Transcribe all the entries word for word, omitting any pictures they contain.

Data extracted from a collection:
* * * * * * *
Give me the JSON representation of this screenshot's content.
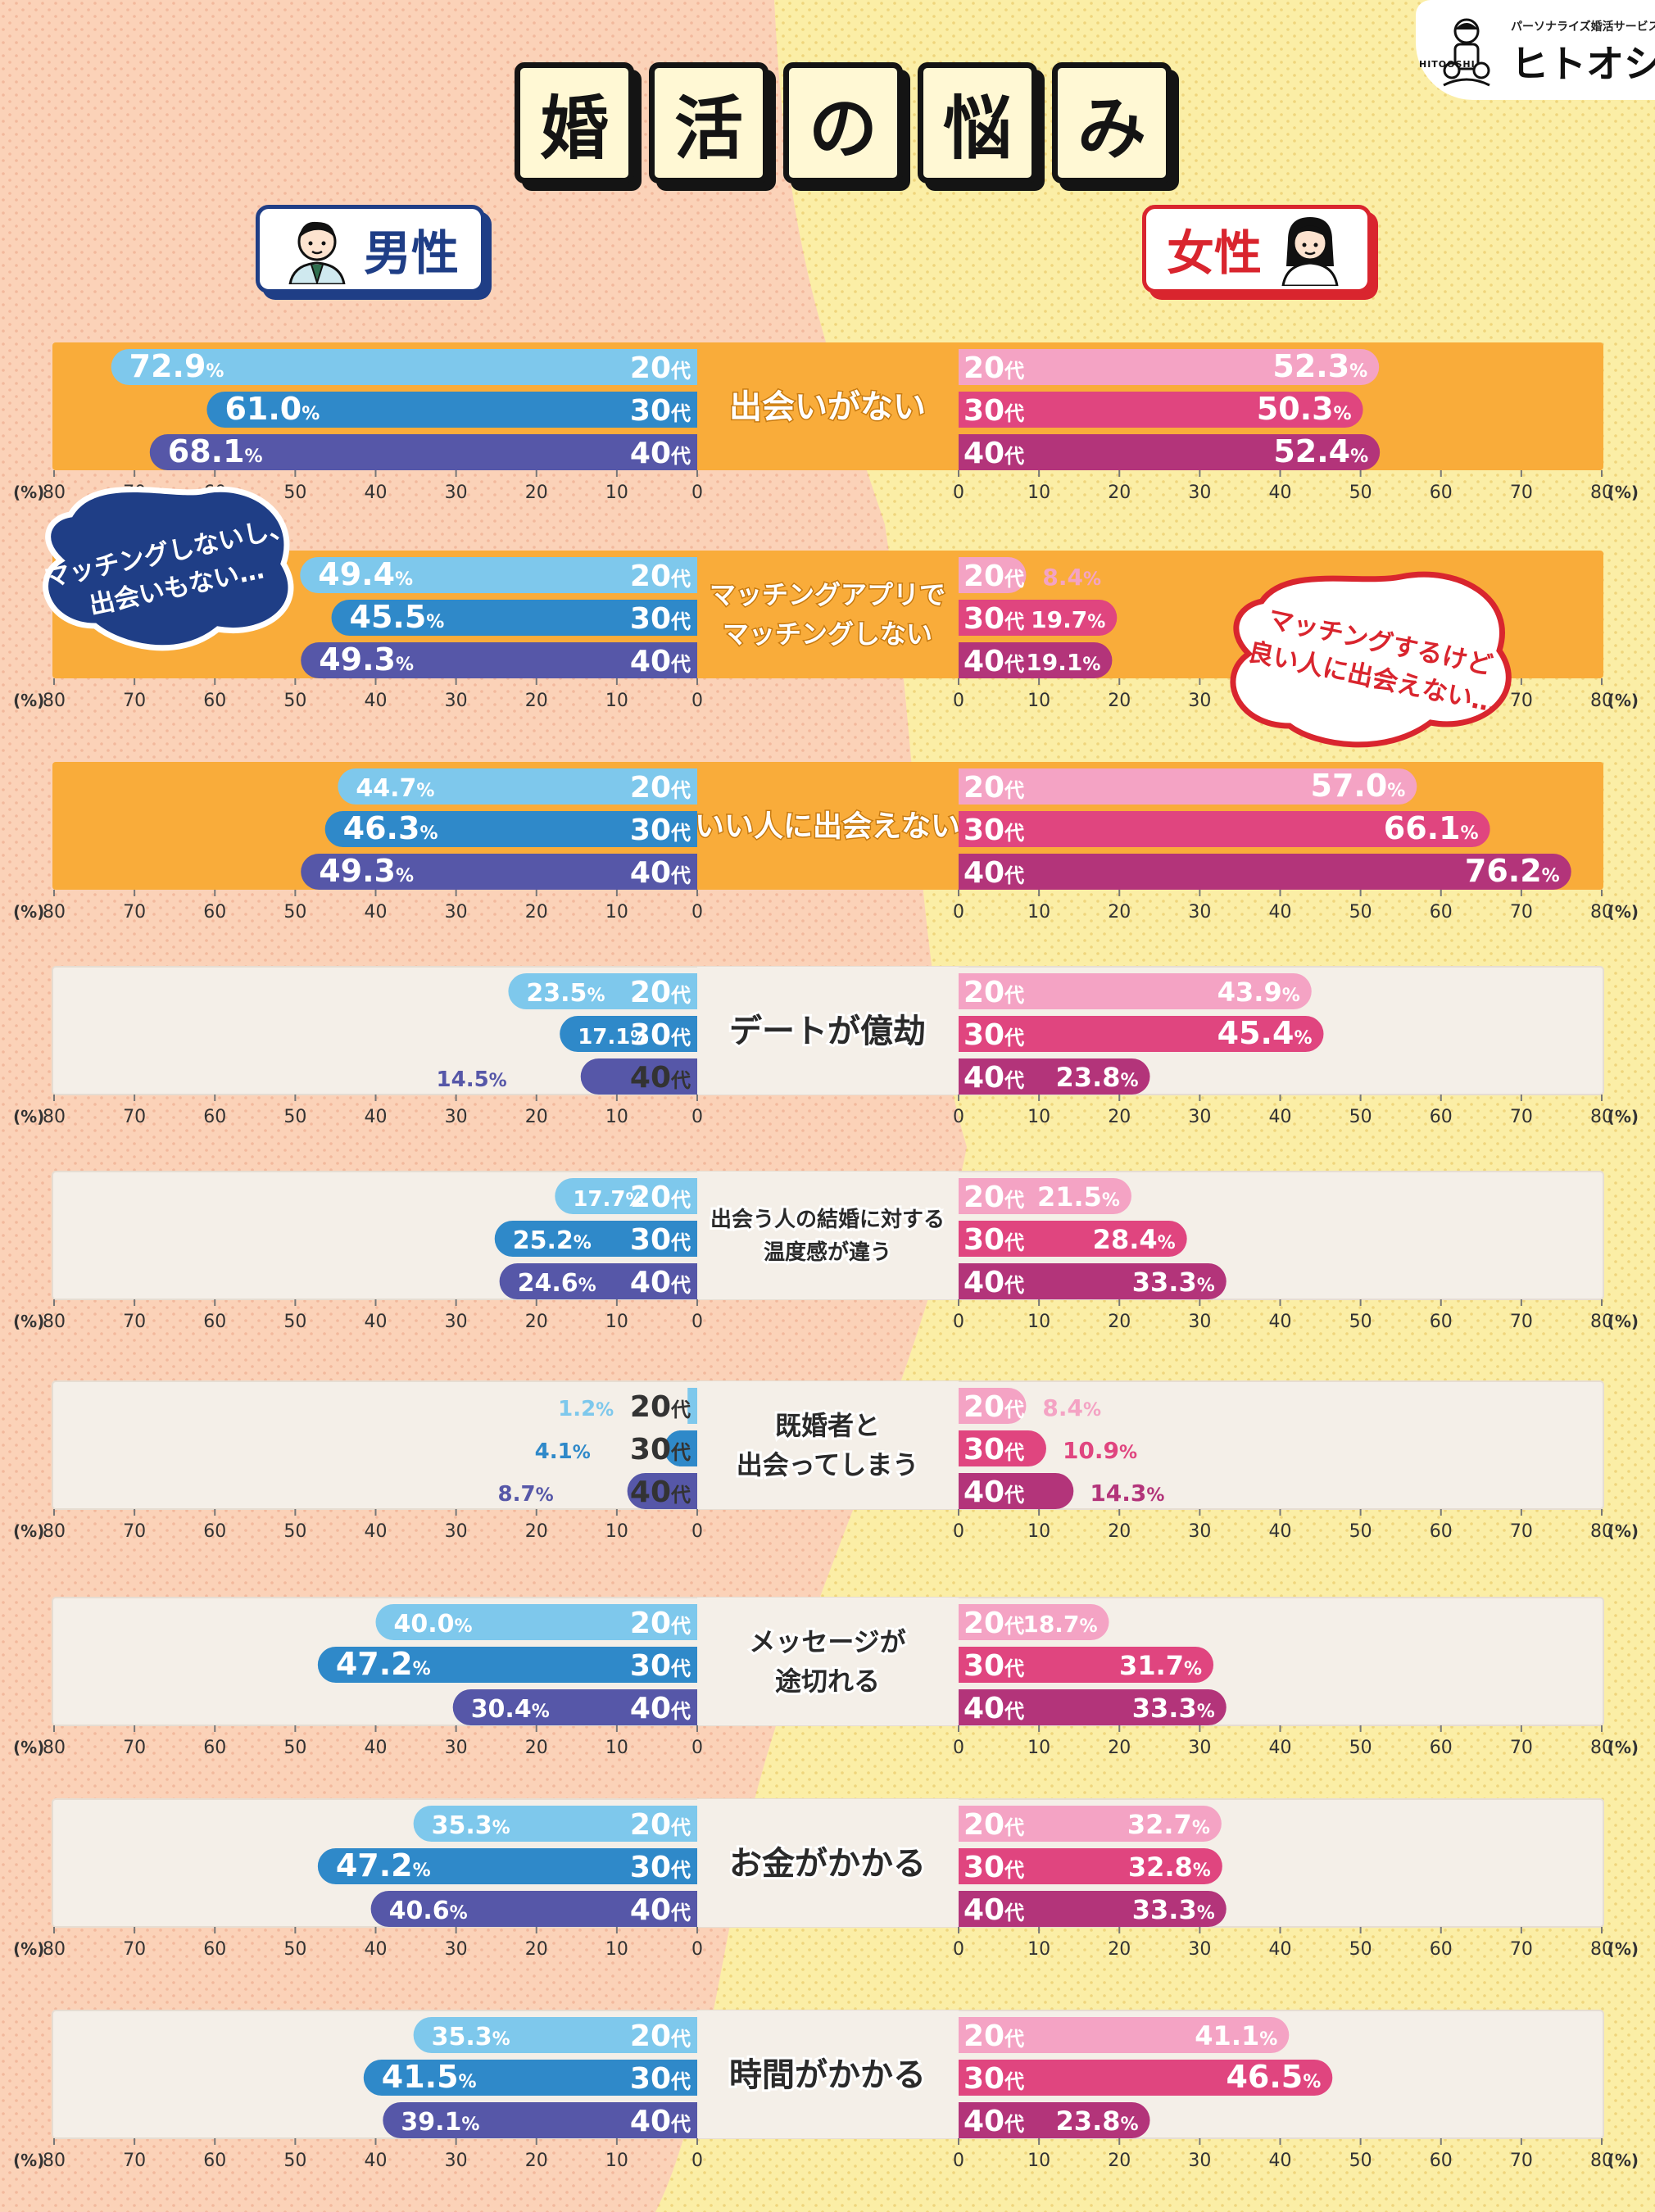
{
  "title_chars": [
    "婚",
    "活",
    "の",
    "悩",
    "み"
  ],
  "labels": {
    "male": "男性",
    "female": "女性"
  },
  "logo": {
    "sub": "パーソナライズ婚活サービス",
    "main": "ヒトオシ",
    "mark": "HITOOSHI"
  },
  "callouts": {
    "male": [
      "マッチングしないし、",
      "出会いもない…"
    ],
    "female": [
      "マッチングするけど",
      "良い人に出会えない…"
    ]
  },
  "chart_data": {
    "type": "bar",
    "orientation": "horizontal-mirrored",
    "age_groups": [
      "20代",
      "30代",
      "40代"
    ],
    "percent_unit": "%",
    "axis_unit": "(%)",
    "xlim": [
      0,
      80
    ],
    "xticks": [
      0,
      10,
      20,
      30,
      40,
      50,
      60,
      70,
      80
    ],
    "colors": {
      "male": [
        "#7ec8ec",
        "#2f89c9",
        "#5657a8"
      ],
      "female": [
        "#f4a3c4",
        "#e0457f",
        "#b3347a"
      ],
      "highlight_band": "#f9ac3a",
      "normal_band": "#f4efe8"
    },
    "categories": [
      {
        "label": [
          "出会いがない"
        ],
        "highlight": true,
        "male": [
          72.9,
          61.0,
          68.1
        ],
        "female": [
          52.3,
          50.3,
          52.4
        ]
      },
      {
        "label": [
          "マッチングアプリで",
          "マッチングしない"
        ],
        "highlight": true,
        "male": [
          49.4,
          45.5,
          49.3
        ],
        "female": [
          8.4,
          19.7,
          19.1
        ]
      },
      {
        "label": [
          "いい人に出会えない"
        ],
        "highlight": true,
        "male": [
          44.7,
          46.3,
          49.3
        ],
        "female": [
          57.0,
          66.1,
          76.2
        ]
      },
      {
        "label": [
          "デートが億劫"
        ],
        "highlight": false,
        "male": [
          23.5,
          17.1,
          14.5
        ],
        "female": [
          43.9,
          45.4,
          23.8
        ]
      },
      {
        "label": [
          "出会う人の結婚に対する",
          "温度感が違う"
        ],
        "highlight": false,
        "male": [
          17.7,
          25.2,
          24.6
        ],
        "female": [
          21.5,
          28.4,
          33.3
        ]
      },
      {
        "label": [
          "既婚者と",
          "出会ってしまう"
        ],
        "highlight": false,
        "male": [
          1.2,
          4.1,
          8.7
        ],
        "female": [
          8.4,
          10.9,
          14.3
        ]
      },
      {
        "label": [
          "メッセージが",
          "途切れる"
        ],
        "highlight": false,
        "male": [
          40.0,
          47.2,
          30.4
        ],
        "female": [
          18.7,
          31.7,
          33.3
        ]
      },
      {
        "label": [
          "お金がかかる"
        ],
        "highlight": false,
        "male": [
          35.3,
          47.2,
          40.6
        ],
        "female": [
          32.7,
          32.8,
          33.3
        ]
      },
      {
        "label": [
          "時間がかかる"
        ],
        "highlight": false,
        "male": [
          35.3,
          41.5,
          39.1
        ],
        "female": [
          41.1,
          46.5,
          23.8
        ]
      }
    ]
  }
}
* * * * * * *
## Result
Give me the JSON representation of this screenshot's content.
{
  "title_chars": [
    "婚",
    "活",
    "の",
    "悩",
    "み"
  ],
  "labels": {
    "male": "男性",
    "female": "女性"
  },
  "logo": {
    "sub": "パーソナライズ婚活サービス",
    "main": "ヒトオシ",
    "mark": "HITOOSHI"
  },
  "callouts": {
    "male": [
      "マッチングしないし、",
      "出会いもない…"
    ],
    "female": [
      "マッチングするけど",
      "良い人に出会えない…"
    ]
  },
  "chart_data": {
    "type": "bar",
    "orientation": "horizontal-mirrored",
    "age_groups": [
      "20代",
      "30代",
      "40代"
    ],
    "percent_unit": "%",
    "axis_unit": "(%)",
    "xlim": [
      0,
      80
    ],
    "xticks": [
      0,
      10,
      20,
      30,
      40,
      50,
      60,
      70,
      80
    ],
    "colors": {
      "male": [
        "#7ec8ec",
        "#2f89c9",
        "#5657a8"
      ],
      "female": [
        "#f4a3c4",
        "#e0457f",
        "#b3347a"
      ],
      "highlight_band": "#f9ac3a",
      "normal_band": "#f4efe8"
    },
    "categories": [
      {
        "label": [
          "出会いがない"
        ],
        "highlight": true,
        "male": [
          72.9,
          61.0,
          68.1
        ],
        "female": [
          52.3,
          50.3,
          52.4
        ]
      },
      {
        "label": [
          "マッチングアプリで",
          "マッチングしない"
        ],
        "highlight": true,
        "male": [
          49.4,
          45.5,
          49.3
        ],
        "female": [
          8.4,
          19.7,
          19.1
        ]
      },
      {
        "label": [
          "いい人に出会えない"
        ],
        "highlight": true,
        "male": [
          44.7,
          46.3,
          49.3
        ],
        "female": [
          57.0,
          66.1,
          76.2
        ]
      },
      {
        "label": [
          "デートが億劫"
        ],
        "highlight": false,
        "male": [
          23.5,
          17.1,
          14.5
        ],
        "female": [
          43.9,
          45.4,
          23.8
        ]
      },
      {
        "label": [
          "出会う人の結婚に対する",
          "温度感が違う"
        ],
        "highlight": false,
        "male": [
          17.7,
          25.2,
          24.6
        ],
        "female": [
          21.5,
          28.4,
          33.3
        ]
      },
      {
        "label": [
          "既婚者と",
          "出会ってしまう"
        ],
        "highlight": false,
        "male": [
          1.2,
          4.1,
          8.7
        ],
        "female": [
          8.4,
          10.9,
          14.3
        ]
      },
      {
        "label": [
          "メッセージが",
          "途切れる"
        ],
        "highlight": false,
        "male": [
          40.0,
          47.2,
          30.4
        ],
        "female": [
          18.7,
          31.7,
          33.3
        ]
      },
      {
        "label": [
          "お金がかかる"
        ],
        "highlight": false,
        "male": [
          35.3,
          47.2,
          40.6
        ],
        "female": [
          32.7,
          32.8,
          33.3
        ]
      },
      {
        "label": [
          "時間がかかる"
        ],
        "highlight": false,
        "male": [
          35.3,
          41.5,
          39.1
        ],
        "female": [
          41.1,
          46.5,
          23.8
        ]
      }
    ]
  }
}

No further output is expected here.